◆ **PROBLEM TO SOLVE**
Copy out each line containing "name" from the entries below.

◆ **RAW RECORDS**
_ _ _ _ _ _ _

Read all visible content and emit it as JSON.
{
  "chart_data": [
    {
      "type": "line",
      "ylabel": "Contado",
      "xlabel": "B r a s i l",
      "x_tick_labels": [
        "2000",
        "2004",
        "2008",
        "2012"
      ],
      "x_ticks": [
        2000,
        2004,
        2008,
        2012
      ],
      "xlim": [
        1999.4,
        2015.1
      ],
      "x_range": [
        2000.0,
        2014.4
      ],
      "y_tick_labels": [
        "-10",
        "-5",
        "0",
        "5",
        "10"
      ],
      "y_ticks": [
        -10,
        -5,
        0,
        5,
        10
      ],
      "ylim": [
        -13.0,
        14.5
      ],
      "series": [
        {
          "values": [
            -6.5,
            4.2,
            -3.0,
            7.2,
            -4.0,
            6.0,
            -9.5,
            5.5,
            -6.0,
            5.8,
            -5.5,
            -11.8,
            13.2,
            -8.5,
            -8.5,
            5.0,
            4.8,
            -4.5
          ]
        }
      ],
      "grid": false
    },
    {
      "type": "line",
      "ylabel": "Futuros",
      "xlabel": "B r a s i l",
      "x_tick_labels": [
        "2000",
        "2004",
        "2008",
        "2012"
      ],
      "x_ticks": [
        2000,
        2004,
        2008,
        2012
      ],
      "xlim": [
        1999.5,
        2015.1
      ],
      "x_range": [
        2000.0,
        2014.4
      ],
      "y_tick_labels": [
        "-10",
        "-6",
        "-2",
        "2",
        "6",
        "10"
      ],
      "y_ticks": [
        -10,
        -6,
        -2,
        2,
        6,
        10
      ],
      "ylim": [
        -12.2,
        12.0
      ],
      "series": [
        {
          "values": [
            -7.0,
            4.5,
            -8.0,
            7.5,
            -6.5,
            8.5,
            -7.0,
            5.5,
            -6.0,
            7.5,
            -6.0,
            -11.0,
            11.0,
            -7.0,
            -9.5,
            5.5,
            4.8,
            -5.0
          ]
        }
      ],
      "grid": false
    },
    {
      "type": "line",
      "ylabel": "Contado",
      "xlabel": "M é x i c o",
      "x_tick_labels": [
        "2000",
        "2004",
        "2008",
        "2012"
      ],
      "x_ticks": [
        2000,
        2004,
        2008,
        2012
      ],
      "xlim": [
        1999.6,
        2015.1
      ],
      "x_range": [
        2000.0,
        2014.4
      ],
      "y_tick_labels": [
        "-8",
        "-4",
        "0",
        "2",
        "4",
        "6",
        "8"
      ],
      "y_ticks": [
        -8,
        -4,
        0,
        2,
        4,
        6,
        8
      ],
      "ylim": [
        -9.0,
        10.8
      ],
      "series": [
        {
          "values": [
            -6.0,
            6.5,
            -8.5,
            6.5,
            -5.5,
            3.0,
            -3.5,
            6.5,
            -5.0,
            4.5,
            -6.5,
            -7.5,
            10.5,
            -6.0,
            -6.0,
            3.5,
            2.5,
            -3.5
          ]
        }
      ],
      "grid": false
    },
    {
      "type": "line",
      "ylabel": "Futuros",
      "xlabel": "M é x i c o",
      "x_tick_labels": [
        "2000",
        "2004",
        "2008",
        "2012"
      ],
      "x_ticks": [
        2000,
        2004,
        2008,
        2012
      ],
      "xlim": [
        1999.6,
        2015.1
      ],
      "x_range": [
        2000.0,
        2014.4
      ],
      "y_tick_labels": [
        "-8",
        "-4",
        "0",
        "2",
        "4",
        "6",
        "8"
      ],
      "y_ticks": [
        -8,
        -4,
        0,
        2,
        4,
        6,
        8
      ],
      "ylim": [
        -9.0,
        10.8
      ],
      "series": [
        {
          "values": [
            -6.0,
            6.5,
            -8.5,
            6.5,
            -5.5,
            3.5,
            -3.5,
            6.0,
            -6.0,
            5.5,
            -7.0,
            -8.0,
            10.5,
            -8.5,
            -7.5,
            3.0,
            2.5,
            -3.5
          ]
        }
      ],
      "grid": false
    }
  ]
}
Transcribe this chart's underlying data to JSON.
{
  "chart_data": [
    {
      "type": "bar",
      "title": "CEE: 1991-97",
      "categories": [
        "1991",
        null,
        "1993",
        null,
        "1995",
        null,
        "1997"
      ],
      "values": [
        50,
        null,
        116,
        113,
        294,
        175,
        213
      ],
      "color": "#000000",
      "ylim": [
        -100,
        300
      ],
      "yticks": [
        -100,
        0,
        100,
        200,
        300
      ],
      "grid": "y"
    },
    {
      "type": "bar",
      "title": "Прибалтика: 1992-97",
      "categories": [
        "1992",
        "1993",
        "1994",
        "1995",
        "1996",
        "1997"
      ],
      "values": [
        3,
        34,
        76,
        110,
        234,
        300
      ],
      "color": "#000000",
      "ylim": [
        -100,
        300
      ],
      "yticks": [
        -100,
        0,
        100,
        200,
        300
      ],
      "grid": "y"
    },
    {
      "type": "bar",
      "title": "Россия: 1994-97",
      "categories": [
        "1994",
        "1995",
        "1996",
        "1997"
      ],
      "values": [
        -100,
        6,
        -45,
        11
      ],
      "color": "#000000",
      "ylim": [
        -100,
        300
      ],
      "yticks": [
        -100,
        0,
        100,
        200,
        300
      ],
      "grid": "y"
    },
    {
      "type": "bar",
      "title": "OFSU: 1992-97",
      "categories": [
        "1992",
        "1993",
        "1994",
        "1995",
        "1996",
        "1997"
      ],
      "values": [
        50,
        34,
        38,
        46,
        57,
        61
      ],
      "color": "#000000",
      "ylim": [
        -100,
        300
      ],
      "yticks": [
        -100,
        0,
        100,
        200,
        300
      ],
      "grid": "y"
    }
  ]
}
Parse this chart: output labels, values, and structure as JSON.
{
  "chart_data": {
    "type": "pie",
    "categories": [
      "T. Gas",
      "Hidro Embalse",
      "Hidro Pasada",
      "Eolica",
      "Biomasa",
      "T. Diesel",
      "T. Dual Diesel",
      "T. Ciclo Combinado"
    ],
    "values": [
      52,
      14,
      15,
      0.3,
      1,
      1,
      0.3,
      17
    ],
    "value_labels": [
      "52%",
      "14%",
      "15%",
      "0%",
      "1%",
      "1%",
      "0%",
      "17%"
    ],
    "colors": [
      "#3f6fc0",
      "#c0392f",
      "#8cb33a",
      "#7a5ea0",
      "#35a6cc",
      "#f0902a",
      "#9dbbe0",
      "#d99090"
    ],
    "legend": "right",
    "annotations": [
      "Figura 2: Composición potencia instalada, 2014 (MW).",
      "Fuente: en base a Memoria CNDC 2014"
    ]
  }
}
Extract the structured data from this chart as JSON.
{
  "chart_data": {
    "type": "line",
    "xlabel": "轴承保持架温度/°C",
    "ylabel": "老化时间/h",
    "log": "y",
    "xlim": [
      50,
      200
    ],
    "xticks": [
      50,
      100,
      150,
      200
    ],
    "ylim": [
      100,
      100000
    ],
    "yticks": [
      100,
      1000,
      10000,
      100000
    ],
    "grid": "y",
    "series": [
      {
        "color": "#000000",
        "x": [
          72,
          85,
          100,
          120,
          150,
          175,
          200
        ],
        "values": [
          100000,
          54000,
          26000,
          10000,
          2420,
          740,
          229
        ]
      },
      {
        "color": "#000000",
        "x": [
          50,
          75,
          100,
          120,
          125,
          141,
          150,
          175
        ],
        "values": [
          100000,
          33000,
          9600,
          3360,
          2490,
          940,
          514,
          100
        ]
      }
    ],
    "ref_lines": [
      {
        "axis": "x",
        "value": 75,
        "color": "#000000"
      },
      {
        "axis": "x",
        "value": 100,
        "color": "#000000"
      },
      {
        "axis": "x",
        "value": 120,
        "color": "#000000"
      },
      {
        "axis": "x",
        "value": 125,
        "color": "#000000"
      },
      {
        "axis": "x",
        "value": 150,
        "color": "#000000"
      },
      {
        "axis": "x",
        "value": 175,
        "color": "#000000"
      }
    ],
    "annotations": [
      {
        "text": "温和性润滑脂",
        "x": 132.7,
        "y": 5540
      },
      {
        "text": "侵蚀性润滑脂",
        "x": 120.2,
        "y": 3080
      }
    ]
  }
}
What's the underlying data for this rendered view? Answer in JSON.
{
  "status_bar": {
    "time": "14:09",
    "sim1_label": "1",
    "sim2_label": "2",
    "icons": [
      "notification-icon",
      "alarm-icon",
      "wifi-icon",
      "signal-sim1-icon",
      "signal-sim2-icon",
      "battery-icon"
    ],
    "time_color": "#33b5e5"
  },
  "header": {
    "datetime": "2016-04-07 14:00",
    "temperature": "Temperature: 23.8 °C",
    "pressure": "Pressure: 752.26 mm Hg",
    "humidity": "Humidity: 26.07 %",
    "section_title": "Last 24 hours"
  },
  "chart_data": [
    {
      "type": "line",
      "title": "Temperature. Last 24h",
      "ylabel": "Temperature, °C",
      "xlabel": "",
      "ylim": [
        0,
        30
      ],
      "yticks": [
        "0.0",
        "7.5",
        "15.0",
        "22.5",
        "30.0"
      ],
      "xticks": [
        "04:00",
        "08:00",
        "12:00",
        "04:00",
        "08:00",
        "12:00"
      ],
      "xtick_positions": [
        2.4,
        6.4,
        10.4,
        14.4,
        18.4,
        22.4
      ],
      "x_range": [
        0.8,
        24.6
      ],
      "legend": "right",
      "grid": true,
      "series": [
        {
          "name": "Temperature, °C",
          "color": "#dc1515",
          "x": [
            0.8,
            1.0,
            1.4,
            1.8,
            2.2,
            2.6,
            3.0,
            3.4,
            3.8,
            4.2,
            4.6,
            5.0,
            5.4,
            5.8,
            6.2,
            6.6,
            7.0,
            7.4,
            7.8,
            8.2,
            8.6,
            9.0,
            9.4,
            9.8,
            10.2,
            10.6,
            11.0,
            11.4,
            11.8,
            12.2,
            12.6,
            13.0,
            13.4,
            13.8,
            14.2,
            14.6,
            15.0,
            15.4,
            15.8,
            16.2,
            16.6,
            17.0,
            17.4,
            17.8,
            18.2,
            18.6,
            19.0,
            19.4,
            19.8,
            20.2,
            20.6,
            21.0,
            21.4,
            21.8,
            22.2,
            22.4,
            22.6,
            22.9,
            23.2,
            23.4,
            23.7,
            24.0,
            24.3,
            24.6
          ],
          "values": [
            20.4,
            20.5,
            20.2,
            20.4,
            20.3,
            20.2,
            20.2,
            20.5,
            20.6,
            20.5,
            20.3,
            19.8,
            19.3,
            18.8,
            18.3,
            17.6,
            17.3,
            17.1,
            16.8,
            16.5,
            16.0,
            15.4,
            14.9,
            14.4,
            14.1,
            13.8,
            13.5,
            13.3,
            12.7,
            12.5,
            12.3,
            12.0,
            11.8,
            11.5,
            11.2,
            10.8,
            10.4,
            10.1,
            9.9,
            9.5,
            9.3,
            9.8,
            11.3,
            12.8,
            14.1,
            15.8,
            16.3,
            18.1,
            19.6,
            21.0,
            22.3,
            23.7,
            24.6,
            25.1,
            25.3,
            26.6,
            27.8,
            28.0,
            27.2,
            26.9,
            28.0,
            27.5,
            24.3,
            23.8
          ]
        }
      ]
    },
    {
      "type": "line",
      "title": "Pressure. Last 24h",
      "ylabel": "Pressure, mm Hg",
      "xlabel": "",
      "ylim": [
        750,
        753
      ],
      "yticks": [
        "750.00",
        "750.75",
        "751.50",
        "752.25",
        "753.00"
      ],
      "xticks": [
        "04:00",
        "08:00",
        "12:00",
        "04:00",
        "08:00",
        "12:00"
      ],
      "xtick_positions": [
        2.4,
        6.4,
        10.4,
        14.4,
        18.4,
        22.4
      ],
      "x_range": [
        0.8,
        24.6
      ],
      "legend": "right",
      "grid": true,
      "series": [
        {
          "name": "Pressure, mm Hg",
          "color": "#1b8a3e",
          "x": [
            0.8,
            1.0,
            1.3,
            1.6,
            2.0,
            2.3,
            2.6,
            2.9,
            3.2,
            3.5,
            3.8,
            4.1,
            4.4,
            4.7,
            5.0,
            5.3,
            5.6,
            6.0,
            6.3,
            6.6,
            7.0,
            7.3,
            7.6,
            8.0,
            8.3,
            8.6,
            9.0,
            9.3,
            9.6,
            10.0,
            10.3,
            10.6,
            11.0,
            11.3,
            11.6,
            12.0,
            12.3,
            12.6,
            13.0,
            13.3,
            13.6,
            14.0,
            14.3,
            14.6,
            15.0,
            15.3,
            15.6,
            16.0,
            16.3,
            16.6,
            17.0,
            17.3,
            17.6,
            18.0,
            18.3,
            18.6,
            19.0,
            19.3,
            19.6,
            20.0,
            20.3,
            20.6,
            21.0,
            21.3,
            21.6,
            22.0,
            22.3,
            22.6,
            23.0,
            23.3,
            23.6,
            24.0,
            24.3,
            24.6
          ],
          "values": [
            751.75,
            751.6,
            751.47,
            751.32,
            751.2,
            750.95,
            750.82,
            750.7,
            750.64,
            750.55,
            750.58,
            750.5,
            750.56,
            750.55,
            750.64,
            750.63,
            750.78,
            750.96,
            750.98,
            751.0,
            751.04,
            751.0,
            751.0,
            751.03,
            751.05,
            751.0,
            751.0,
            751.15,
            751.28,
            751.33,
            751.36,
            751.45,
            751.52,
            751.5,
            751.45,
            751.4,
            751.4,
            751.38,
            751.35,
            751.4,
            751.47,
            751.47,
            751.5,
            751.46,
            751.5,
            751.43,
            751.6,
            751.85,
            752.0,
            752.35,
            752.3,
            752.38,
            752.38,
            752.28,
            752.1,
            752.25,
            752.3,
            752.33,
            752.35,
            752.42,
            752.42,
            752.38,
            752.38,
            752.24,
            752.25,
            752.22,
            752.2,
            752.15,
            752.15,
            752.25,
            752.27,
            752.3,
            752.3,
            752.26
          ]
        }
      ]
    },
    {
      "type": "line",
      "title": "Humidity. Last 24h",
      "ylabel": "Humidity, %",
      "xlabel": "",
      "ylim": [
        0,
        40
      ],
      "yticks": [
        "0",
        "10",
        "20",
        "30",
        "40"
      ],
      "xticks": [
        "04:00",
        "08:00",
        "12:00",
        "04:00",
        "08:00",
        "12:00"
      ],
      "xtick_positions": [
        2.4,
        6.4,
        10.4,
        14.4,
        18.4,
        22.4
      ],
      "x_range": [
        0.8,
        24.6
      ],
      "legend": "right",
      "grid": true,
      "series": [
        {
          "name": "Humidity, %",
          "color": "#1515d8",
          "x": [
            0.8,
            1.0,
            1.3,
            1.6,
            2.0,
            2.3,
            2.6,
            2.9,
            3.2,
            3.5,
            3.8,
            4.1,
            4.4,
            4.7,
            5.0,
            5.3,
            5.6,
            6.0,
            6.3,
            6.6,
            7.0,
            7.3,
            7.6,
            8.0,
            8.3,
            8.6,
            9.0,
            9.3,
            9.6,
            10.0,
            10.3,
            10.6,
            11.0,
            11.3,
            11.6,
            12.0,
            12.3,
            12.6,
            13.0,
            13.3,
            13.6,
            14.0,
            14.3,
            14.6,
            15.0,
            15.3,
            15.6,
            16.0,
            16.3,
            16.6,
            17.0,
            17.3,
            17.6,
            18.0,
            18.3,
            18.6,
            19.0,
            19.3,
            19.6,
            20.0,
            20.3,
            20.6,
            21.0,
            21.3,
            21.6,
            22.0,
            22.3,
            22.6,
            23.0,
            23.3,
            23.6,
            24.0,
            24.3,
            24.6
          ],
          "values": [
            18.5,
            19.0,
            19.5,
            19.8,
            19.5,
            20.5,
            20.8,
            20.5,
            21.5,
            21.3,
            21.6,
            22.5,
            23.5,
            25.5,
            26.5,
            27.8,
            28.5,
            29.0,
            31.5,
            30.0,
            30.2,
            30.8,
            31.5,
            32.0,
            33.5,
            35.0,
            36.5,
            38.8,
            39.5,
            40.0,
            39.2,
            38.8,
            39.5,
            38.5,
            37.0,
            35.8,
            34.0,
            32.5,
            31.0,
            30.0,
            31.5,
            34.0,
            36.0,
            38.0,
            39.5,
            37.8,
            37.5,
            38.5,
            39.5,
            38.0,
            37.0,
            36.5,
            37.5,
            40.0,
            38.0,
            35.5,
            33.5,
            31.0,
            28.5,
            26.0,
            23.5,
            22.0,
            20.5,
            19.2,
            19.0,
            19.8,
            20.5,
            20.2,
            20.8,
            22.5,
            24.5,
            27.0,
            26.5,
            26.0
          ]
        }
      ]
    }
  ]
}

_ _ _ _ _ _ _

◆ **OUTPUT OF THE TASK**
          "name": "Temperature, °C",
          "name": "Pressure, mm Hg",
          "name": "Humidity, %",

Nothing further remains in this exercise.